**** Dataset ****

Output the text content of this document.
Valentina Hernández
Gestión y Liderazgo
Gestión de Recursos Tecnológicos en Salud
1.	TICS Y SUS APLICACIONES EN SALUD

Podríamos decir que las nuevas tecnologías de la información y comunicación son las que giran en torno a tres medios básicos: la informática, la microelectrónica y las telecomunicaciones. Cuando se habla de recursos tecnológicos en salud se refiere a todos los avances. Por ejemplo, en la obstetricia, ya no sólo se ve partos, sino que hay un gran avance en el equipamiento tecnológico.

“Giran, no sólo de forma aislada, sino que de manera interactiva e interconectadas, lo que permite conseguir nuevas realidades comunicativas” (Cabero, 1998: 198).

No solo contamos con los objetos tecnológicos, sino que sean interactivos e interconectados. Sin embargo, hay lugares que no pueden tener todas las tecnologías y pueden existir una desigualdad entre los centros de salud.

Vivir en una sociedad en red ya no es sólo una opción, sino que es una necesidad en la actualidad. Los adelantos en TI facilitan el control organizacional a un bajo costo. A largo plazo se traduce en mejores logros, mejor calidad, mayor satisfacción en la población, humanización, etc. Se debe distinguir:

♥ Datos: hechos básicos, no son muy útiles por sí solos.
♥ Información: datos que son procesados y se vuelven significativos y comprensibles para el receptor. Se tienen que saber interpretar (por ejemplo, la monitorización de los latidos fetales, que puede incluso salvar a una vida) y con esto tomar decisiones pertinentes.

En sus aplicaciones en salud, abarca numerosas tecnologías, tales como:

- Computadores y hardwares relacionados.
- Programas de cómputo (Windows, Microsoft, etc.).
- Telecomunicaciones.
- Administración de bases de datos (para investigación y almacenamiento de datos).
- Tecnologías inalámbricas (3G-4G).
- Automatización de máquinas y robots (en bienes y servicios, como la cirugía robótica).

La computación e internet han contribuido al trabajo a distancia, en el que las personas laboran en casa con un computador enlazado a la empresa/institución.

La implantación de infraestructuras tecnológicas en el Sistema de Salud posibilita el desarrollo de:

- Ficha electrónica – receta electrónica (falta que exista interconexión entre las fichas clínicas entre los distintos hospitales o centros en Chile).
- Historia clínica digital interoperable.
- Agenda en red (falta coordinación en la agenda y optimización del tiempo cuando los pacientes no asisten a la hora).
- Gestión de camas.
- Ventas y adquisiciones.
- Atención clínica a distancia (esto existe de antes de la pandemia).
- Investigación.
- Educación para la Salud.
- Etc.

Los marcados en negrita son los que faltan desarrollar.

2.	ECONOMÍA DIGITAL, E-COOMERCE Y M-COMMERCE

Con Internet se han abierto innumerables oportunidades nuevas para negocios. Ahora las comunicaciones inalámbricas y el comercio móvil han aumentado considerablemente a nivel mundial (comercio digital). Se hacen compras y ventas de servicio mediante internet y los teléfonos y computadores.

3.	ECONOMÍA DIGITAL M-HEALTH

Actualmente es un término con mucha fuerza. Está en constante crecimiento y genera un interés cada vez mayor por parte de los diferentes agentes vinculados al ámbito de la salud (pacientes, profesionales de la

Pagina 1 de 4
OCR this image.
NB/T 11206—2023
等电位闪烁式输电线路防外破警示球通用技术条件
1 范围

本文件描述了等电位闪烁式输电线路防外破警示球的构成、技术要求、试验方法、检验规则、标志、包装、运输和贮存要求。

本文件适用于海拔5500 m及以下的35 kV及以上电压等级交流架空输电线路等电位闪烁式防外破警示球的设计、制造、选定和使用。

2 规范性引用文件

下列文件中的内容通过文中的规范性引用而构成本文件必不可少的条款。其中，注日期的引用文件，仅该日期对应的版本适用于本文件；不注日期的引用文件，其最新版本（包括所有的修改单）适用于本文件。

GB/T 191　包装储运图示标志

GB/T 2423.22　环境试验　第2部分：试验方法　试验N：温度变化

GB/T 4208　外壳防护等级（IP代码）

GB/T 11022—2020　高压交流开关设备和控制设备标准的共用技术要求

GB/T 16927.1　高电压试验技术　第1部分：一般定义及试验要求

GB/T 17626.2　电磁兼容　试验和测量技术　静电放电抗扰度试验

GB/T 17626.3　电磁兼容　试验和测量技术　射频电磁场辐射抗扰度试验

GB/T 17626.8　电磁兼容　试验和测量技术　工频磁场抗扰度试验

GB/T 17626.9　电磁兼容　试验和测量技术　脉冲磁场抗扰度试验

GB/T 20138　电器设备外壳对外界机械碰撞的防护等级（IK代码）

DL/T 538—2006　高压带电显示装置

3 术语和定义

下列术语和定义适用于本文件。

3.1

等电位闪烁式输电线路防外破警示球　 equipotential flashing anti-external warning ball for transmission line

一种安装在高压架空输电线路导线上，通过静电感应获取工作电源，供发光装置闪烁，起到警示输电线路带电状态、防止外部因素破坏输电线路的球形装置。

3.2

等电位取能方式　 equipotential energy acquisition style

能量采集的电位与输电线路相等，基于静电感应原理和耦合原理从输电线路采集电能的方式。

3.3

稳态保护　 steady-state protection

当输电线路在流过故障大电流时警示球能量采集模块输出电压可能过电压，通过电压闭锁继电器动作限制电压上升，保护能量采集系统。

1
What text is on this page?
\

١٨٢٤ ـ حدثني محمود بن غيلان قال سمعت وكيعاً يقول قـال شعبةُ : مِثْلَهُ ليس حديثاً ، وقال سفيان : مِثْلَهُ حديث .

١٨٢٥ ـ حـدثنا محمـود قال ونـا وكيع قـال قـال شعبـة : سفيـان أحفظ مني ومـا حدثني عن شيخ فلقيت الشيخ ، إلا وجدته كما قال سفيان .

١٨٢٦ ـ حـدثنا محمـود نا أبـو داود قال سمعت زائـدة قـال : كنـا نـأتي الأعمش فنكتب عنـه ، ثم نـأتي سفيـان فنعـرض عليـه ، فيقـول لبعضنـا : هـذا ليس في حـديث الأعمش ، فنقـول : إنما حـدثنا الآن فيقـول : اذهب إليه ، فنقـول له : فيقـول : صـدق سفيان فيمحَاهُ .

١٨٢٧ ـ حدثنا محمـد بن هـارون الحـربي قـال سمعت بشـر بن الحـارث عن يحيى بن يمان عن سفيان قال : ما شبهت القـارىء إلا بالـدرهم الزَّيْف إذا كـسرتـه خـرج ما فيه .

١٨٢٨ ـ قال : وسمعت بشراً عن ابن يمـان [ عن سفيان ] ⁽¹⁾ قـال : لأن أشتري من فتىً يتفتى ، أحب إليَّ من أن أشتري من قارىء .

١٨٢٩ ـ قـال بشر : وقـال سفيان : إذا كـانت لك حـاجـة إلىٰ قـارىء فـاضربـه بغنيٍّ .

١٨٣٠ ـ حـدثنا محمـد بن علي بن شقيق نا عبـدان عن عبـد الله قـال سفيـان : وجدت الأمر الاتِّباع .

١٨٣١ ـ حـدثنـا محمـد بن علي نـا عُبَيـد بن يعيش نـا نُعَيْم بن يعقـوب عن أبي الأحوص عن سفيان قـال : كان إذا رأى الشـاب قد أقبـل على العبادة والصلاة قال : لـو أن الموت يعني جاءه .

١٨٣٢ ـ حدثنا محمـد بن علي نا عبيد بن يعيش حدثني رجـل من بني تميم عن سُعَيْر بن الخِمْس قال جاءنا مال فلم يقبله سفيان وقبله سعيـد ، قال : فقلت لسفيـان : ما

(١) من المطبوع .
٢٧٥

****

* What needs to be done:
Which lines contain the word "电磁兼容"? Copy each one.

* Reply:
GB/T 17626.2　电磁兼容　试验和测量技术　静电放电抗扰度试验
GB/T 17626.3　电磁兼容　试验和测量技术　射频电磁场辐射抗扰度试验
GB/T 17626.8　电磁兼容　试验和测量技术　工频磁场抗扰度试验
GB/T 17626.9　电磁兼容　试验和测量技术　脉冲磁场抗扰度试验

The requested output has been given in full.